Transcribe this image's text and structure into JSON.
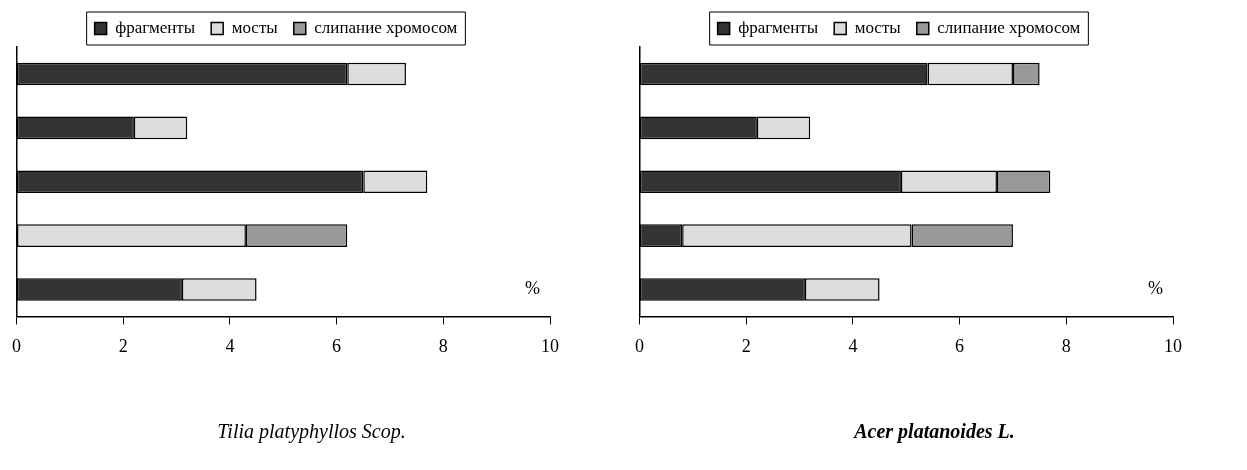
{
  "chart_data": [
    {
      "type": "bar",
      "orientation": "horizontal",
      "stacked": true,
      "title": "Tilia platyphyllos Scop.",
      "xlabel": "%",
      "categories": [
        null,
        null,
        null,
        null,
        null
      ],
      "series": [
        {
          "name": "фрагменты",
          "color": "#333333",
          "values": [
            6.2,
            2.2,
            6.5,
            0,
            3.1
          ]
        },
        {
          "name": "мосты",
          "color": "#dddddd",
          "values": [
            1.1,
            1.0,
            1.2,
            4.3,
            1.4
          ]
        },
        {
          "name": "слипание хромосом",
          "color": "#999999",
          "values": [
            0,
            0,
            0,
            1.9,
            0
          ]
        }
      ],
      "xlim": [
        0,
        10
      ],
      "xticks": [
        0,
        2,
        4,
        6,
        8,
        10
      ],
      "grid": false,
      "legend": "top",
      "tick_labels": "x"
    },
    {
      "type": "bar",
      "orientation": "horizontal",
      "stacked": true,
      "title": "Acer platanoides L.",
      "xlabel": "%",
      "categories": [
        null,
        null,
        null,
        null,
        null
      ],
      "series": [
        {
          "name": "фрагменты",
          "color": "#333333",
          "values": [
            5.4,
            2.2,
            4.9,
            0.8,
            3.1
          ]
        },
        {
          "name": "мосты",
          "color": "#dddddd",
          "values": [
            1.6,
            1.0,
            1.8,
            4.3,
            1.4
          ]
        },
        {
          "name": "слипание хромосом",
          "color": "#999999",
          "values": [
            0.5,
            0,
            1.0,
            1.9,
            0
          ]
        }
      ],
      "xlim": [
        0,
        10
      ],
      "xticks": [
        0,
        2,
        4,
        6,
        8,
        10
      ],
      "grid": false,
      "legend": "top",
      "tick_labels": "x"
    }
  ]
}
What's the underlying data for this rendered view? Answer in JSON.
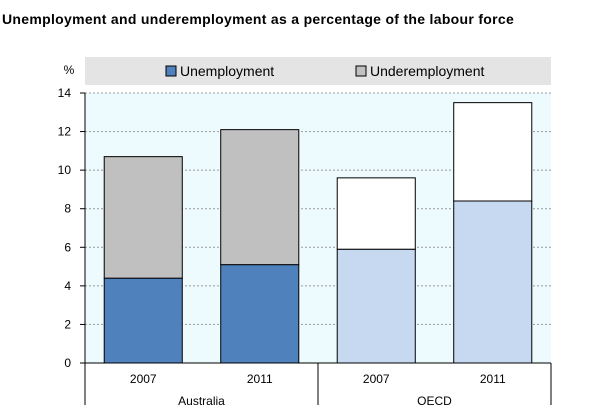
{
  "title": "Unemployment and underemployment as a percentage of the labour force",
  "chart_data": {
    "type": "bar",
    "stacked": true,
    "title": "Unemployment and underemployment as a percentage of the labour force",
    "ylabel": "%",
    "ylim": [
      0,
      14
    ],
    "yticks": [
      0,
      2,
      4,
      6,
      8,
      10,
      12,
      14
    ],
    "grid": true,
    "legend_position": "top",
    "groups": [
      "Australia",
      "OECD"
    ],
    "categories": [
      "2007",
      "2011",
      "2007",
      "2011"
    ],
    "category_groups": [
      "Australia",
      "Australia",
      "OECD",
      "OECD"
    ],
    "series": [
      {
        "name": "Unemployment",
        "values": [
          4.4,
          5.1,
          5.9,
          8.4
        ]
      },
      {
        "name": "Underemployment",
        "values": [
          6.3,
          7.0,
          3.7,
          5.1
        ]
      }
    ],
    "colors": {
      "australia_unemployment": "#4f81bd",
      "australia_underemployment": "#c0c0c0",
      "oecd_unemployment": "#c6d9f1",
      "oecd_underemployment": "#ffffff",
      "plot_background": "#eefbfe",
      "legend_background": "#e4e4e4"
    }
  }
}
**********
The data above needs to be retyped exactly, with the images left out.

Transcribe this image's text and structure into JSON.
{
  "chart_data": [
    {
      "type": "bar",
      "orientation": "horizontal",
      "stacked": true,
      "title": "Tilia platyphyllos Scop.",
      "xlabel": "%",
      "categories": [
        null,
        null,
        null,
        null,
        null
      ],
      "series": [
        {
          "name": "фрагменты",
          "color": "#333333",
          "values": [
            6.2,
            2.2,
            6.5,
            0,
            3.1
          ]
        },
        {
          "name": "мосты",
          "color": "#dddddd",
          "values": [
            1.1,
            1.0,
            1.2,
            4.3,
            1.4
          ]
        },
        {
          "name": "слипание хромосом",
          "color": "#999999",
          "values": [
            0,
            0,
            0,
            1.9,
            0
          ]
        }
      ],
      "xlim": [
        0,
        10
      ],
      "xticks": [
        0,
        2,
        4,
        6,
        8,
        10
      ],
      "grid": false,
      "legend": "top",
      "tick_labels": "x"
    },
    {
      "type": "bar",
      "orientation": "horizontal",
      "stacked": true,
      "title": "Acer platanoides L.",
      "xlabel": "%",
      "categories": [
        null,
        null,
        null,
        null,
        null
      ],
      "series": [
        {
          "name": "фрагменты",
          "color": "#333333",
          "values": [
            5.4,
            2.2,
            4.9,
            0.8,
            3.1
          ]
        },
        {
          "name": "мосты",
          "color": "#dddddd",
          "values": [
            1.6,
            1.0,
            1.8,
            4.3,
            1.4
          ]
        },
        {
          "name": "слипание хромосом",
          "color": "#999999",
          "values": [
            0.5,
            0,
            1.0,
            1.9,
            0
          ]
        }
      ],
      "xlim": [
        0,
        10
      ],
      "xticks": [
        0,
        2,
        4,
        6,
        8,
        10
      ],
      "grid": false,
      "legend": "top",
      "tick_labels": "x"
    }
  ]
}
What's the underlying data for this rendered view? Answer in JSON.
{
  "title": "Unemployment and underemployment as a percentage of the labour force",
  "chart_data": {
    "type": "bar",
    "stacked": true,
    "title": "Unemployment and underemployment as a percentage of the labour force",
    "ylabel": "%",
    "ylim": [
      0,
      14
    ],
    "yticks": [
      0,
      2,
      4,
      6,
      8,
      10,
      12,
      14
    ],
    "grid": true,
    "legend_position": "top",
    "groups": [
      "Australia",
      "OECD"
    ],
    "categories": [
      "2007",
      "2011",
      "2007",
      "2011"
    ],
    "category_groups": [
      "Australia",
      "Australia",
      "OECD",
      "OECD"
    ],
    "series": [
      {
        "name": "Unemployment",
        "values": [
          4.4,
          5.1,
          5.9,
          8.4
        ]
      },
      {
        "name": "Underemployment",
        "values": [
          6.3,
          7.0,
          3.7,
          5.1
        ]
      }
    ],
    "colors": {
      "australia_unemployment": "#4f81bd",
      "australia_underemployment": "#c0c0c0",
      "oecd_unemployment": "#c6d9f1",
      "oecd_underemployment": "#ffffff",
      "plot_background": "#eefbfe",
      "legend_background": "#e4e4e4"
    }
  }
}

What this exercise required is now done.